--- Supplied records ---

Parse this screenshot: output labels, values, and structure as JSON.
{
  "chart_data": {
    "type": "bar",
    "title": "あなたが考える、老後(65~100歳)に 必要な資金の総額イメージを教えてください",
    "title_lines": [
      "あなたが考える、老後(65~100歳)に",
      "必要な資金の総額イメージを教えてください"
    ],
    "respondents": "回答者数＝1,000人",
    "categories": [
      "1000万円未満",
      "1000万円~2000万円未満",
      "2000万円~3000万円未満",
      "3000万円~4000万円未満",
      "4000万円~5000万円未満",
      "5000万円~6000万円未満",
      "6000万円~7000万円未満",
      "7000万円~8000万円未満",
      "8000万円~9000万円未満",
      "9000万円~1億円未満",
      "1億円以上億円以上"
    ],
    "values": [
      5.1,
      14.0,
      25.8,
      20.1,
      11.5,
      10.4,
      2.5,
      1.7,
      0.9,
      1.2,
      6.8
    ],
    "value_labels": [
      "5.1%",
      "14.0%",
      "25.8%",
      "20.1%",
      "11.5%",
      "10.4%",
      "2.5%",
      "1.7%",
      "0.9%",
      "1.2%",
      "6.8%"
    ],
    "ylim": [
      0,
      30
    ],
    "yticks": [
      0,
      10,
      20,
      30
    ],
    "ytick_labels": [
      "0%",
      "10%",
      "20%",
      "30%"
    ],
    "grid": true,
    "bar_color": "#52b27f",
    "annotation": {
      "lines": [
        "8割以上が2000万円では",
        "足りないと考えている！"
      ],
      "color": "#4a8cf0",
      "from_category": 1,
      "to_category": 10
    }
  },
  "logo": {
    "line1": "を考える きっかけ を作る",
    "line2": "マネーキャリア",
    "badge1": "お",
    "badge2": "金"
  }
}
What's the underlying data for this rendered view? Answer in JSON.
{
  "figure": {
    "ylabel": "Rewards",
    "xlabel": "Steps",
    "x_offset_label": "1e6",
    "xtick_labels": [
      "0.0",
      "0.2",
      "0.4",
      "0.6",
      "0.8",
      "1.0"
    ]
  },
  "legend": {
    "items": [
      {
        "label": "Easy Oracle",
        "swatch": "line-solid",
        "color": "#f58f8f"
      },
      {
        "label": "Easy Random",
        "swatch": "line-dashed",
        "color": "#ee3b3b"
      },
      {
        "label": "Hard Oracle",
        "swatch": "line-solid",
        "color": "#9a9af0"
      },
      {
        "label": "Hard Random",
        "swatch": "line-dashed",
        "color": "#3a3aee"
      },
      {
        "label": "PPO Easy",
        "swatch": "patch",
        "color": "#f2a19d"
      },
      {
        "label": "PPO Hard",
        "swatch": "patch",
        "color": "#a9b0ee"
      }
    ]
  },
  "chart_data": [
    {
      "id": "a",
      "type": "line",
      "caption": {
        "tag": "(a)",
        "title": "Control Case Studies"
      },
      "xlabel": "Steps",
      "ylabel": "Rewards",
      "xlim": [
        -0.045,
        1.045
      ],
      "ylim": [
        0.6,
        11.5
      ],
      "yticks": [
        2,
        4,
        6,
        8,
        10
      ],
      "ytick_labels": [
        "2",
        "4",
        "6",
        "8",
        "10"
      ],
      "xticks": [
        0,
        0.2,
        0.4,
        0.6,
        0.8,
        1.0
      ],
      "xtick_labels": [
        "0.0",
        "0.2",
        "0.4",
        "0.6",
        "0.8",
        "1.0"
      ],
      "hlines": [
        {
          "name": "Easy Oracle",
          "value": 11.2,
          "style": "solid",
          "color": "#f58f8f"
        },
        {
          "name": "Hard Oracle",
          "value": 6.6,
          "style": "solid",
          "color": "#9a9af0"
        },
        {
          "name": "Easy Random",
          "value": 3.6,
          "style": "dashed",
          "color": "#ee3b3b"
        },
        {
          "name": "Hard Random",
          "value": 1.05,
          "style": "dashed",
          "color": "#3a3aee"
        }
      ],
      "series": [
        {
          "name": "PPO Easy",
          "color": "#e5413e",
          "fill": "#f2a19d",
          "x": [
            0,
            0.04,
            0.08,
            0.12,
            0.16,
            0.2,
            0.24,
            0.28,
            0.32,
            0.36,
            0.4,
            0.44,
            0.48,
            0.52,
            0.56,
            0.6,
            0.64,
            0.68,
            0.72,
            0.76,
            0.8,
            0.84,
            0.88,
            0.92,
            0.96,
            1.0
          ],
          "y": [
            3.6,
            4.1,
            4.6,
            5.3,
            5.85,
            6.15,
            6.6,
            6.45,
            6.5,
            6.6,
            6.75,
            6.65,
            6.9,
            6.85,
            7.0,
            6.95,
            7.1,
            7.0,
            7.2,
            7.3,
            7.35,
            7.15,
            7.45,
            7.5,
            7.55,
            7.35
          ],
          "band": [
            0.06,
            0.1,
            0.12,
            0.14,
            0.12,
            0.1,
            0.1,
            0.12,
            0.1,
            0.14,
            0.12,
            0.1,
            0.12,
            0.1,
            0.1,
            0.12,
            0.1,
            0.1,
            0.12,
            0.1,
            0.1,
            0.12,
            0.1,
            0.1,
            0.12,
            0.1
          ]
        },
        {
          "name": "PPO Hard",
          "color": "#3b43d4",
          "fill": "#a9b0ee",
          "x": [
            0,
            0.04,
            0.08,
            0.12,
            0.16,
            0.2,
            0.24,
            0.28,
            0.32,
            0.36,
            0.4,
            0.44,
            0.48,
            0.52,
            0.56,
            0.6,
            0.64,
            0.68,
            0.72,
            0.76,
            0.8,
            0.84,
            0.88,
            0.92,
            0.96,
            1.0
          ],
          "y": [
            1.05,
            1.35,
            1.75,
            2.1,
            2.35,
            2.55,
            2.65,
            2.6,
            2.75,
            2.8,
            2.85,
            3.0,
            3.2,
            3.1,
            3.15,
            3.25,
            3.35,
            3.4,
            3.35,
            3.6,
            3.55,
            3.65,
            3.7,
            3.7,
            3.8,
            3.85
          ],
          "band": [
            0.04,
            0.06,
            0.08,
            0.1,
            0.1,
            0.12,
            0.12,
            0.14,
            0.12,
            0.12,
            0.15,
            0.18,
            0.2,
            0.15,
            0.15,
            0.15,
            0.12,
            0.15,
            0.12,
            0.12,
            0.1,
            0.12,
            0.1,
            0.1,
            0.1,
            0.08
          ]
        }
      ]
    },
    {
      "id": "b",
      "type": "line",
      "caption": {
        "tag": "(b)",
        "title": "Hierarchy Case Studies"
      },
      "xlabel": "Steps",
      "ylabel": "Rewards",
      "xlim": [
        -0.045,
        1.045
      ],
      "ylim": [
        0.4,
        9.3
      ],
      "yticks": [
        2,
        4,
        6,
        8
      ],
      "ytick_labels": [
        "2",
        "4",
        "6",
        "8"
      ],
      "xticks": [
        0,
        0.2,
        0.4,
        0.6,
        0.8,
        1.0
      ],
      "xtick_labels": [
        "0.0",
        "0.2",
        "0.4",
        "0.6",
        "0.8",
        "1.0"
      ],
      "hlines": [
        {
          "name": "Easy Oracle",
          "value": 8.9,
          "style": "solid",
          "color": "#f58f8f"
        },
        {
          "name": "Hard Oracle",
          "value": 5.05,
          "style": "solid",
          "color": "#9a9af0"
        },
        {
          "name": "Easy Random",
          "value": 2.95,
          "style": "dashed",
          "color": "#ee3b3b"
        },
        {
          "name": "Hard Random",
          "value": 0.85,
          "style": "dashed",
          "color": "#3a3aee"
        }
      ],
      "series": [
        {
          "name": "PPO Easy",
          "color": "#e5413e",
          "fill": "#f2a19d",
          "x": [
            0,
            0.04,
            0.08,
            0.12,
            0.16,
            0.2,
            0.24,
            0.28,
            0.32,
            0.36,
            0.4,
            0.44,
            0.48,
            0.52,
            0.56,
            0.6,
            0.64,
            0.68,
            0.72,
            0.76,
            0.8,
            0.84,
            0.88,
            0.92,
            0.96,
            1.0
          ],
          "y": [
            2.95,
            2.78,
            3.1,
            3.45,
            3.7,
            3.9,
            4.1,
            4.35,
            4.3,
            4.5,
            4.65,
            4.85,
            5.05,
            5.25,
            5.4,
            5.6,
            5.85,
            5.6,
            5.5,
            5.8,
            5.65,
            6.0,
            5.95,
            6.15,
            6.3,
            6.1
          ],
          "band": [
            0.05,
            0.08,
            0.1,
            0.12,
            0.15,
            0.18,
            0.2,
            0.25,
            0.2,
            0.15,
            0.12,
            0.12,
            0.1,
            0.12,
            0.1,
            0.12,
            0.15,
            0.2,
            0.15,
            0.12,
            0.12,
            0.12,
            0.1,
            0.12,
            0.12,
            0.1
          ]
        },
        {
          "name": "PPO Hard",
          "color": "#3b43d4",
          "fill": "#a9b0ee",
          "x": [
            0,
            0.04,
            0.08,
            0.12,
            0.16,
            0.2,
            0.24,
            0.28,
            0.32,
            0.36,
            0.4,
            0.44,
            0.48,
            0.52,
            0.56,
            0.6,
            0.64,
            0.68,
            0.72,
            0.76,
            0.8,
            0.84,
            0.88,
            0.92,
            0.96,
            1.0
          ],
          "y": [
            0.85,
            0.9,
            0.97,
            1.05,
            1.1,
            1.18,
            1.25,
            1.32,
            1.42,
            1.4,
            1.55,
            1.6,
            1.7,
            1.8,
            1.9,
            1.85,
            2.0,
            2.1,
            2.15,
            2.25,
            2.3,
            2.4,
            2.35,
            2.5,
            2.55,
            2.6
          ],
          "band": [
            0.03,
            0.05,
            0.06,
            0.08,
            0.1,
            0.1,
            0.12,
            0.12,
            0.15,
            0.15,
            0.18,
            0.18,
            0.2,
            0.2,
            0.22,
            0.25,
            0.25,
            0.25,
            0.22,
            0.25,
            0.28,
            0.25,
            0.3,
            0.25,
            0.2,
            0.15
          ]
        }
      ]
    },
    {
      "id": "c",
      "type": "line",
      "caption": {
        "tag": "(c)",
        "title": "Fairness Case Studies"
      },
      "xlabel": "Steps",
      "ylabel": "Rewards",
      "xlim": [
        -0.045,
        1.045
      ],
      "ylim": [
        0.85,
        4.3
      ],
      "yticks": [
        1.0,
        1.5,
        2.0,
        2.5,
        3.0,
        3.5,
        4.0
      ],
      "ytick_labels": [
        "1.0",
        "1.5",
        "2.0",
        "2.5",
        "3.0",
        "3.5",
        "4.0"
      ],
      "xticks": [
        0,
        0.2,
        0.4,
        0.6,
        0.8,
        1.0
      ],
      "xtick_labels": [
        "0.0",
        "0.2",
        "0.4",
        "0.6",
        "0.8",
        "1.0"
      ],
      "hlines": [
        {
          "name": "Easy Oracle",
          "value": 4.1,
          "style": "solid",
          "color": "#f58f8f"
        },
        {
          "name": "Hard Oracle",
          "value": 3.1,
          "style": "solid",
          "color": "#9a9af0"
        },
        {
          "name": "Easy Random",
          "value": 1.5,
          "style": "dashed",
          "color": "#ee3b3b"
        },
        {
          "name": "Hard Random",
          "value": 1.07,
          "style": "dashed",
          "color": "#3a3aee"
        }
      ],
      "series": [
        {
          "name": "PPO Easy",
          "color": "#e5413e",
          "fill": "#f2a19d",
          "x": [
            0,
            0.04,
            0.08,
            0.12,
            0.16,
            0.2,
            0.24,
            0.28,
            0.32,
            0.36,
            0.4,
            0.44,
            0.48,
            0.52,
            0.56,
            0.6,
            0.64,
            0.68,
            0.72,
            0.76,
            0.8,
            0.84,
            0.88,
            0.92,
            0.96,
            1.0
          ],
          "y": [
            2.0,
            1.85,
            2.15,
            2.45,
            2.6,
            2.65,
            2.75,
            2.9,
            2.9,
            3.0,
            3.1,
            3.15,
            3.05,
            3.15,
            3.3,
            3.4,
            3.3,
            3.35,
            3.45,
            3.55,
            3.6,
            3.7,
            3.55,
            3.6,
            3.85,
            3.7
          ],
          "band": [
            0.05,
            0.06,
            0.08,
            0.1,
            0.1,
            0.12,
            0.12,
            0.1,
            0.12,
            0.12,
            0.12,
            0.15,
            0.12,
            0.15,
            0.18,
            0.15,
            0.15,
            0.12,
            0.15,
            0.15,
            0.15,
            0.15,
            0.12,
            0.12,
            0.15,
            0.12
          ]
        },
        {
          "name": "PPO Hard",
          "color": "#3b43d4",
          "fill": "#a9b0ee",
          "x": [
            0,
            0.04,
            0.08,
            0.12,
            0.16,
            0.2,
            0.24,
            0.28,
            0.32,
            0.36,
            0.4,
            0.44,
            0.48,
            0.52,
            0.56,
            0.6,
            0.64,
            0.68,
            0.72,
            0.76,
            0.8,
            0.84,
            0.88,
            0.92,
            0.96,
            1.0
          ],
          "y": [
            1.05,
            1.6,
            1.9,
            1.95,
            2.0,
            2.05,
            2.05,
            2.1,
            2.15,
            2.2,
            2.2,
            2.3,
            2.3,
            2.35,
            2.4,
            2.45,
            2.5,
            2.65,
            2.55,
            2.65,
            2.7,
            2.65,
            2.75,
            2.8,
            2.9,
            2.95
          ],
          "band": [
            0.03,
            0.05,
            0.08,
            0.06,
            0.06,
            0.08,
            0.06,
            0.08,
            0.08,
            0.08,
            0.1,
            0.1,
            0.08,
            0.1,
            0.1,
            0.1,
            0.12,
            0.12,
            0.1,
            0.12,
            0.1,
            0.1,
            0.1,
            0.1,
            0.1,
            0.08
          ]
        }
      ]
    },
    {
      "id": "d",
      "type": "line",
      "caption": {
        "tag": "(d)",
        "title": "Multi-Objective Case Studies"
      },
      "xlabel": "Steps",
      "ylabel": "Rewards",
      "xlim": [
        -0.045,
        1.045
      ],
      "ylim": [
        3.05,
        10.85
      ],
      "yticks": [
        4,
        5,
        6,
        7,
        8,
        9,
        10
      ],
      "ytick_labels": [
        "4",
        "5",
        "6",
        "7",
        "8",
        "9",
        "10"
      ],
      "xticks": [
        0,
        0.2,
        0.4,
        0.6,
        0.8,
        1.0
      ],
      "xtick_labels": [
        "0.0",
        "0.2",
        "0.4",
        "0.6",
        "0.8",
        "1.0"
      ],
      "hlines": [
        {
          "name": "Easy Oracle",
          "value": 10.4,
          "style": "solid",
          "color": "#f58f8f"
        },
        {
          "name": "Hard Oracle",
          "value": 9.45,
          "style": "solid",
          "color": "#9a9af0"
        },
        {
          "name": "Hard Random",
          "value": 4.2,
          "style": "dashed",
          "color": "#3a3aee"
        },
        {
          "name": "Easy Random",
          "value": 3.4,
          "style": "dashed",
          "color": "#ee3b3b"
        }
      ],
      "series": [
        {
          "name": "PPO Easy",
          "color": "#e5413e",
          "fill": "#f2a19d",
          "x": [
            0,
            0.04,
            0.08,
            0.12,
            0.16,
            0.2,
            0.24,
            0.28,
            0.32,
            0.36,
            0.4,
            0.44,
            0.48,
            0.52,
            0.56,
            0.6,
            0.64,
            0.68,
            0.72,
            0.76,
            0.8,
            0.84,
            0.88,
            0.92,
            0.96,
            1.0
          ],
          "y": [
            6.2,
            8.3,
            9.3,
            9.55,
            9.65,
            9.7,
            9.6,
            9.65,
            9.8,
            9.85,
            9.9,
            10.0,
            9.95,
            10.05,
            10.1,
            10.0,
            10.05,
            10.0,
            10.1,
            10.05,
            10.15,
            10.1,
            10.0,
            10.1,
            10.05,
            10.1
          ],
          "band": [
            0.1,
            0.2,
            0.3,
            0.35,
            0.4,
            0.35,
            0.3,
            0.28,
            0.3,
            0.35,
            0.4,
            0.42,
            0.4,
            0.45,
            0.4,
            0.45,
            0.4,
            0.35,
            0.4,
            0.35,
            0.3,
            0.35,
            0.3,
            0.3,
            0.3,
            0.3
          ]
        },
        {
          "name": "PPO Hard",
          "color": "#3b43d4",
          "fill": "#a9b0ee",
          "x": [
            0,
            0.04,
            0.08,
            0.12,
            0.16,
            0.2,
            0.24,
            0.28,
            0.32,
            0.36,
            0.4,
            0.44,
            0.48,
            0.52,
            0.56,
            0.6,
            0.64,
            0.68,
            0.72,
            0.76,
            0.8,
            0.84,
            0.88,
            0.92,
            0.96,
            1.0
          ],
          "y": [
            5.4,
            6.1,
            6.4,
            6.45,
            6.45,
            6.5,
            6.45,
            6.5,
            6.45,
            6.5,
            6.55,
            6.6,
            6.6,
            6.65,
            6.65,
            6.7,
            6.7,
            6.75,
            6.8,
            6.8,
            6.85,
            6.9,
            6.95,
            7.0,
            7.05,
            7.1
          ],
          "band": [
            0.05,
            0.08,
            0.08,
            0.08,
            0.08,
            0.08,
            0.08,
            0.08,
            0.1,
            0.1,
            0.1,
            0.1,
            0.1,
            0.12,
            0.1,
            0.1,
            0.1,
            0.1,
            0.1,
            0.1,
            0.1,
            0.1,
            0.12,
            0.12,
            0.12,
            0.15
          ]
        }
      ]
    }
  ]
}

---

- Exercise -
Return solely the number of lines in the data that include the word "Case".

- Expected output -
4